CLINIQUE, CHAMP VISUEL
L’atteinte est bilatérale, indolore, souvent asymétrique au début, parfois séquentielle ; elle précède de quelques semaines ou mois la découverte du cancer. Les symptômes cliniques correspondent à la destruction des cônes et des bâtonnets :
Le fond d’œil est normal au début puis apparaissent en quelques mois des modifications : rétrécissements artériolaires, modifications de l’épithélium pigmentaire parfois très importantes [13,23], pâleur papillaire (fig. 50-2). Plus rarement surviennent des signes inflammatoires : cellules intracamérulaires et intravitréennes, engainements vasculaires (artérioles et veines) [3]. Quelques cas d’atteinte exclusive des cônes ont été rapportés dans la littérature (dysfonction des cônes associée aux cancers) [2].

------------------------------

- **Consigne**
Recopiez le passage du texte sur le champ visuel en commençant aux mots « CLINIQUE, CHAMP VISUEL » et en vous arrêtant après « aux cancers) [2]. », et substituez-y « non douloureuse » à « indolore ». Le matériau qui suit est indépendant du texte sur le champ visuel.

------------------------------

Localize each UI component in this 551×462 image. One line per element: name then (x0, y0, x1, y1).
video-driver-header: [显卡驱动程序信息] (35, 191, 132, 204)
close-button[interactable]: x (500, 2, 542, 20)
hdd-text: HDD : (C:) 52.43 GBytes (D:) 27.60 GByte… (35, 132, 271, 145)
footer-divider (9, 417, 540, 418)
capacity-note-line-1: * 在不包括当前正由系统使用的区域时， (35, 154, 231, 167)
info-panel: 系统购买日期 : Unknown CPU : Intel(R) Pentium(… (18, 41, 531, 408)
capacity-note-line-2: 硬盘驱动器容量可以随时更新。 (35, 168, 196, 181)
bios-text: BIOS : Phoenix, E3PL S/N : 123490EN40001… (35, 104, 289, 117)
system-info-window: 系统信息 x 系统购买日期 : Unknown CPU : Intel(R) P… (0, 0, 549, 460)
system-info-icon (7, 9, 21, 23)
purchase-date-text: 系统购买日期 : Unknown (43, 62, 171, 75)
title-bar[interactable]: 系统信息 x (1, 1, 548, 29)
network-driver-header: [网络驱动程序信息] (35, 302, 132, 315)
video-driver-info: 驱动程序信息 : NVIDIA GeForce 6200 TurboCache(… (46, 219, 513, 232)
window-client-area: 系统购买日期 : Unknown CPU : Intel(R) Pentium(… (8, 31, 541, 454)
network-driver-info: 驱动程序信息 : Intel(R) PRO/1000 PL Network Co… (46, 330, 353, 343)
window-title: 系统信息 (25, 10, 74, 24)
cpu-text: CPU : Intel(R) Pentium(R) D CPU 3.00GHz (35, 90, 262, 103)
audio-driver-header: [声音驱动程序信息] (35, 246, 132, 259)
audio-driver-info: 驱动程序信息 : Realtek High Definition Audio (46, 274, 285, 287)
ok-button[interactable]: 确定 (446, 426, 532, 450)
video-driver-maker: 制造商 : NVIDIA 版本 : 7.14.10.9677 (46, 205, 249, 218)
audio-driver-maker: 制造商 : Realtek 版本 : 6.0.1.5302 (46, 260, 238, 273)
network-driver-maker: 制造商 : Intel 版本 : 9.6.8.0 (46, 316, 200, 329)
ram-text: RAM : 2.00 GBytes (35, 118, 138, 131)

------------------------------

- **Résultat**
CLINIQUE, CHAMP VISUEL
L’atteinte est bilatérale, non douloureuse, souvent asymétrique au début, parfois séquentielle ; elle précède de quelques semaines ou mois la découverte du cancer. Les symptômes cliniques correspondent à la destruction des cônes et des bâtonnets :
Le fond d’œil est normal au début puis apparaissent en quelques mois des modifications : rétrécissements artériolaires, modifications de l’épithélium pigmentaire parfois très importantes [13,23], pâleur papillaire (fig. 50-2). Plus rarement surviennent des signes inflammatoires : cellules intracamérulaires et intravitréennes, engainements vasculaires (artérioles et veines) [3]. Quelques cas d’atteinte exclusive des cônes ont été rapportés dans la littérature (dysfonction des cônes associée aux cancers) [2].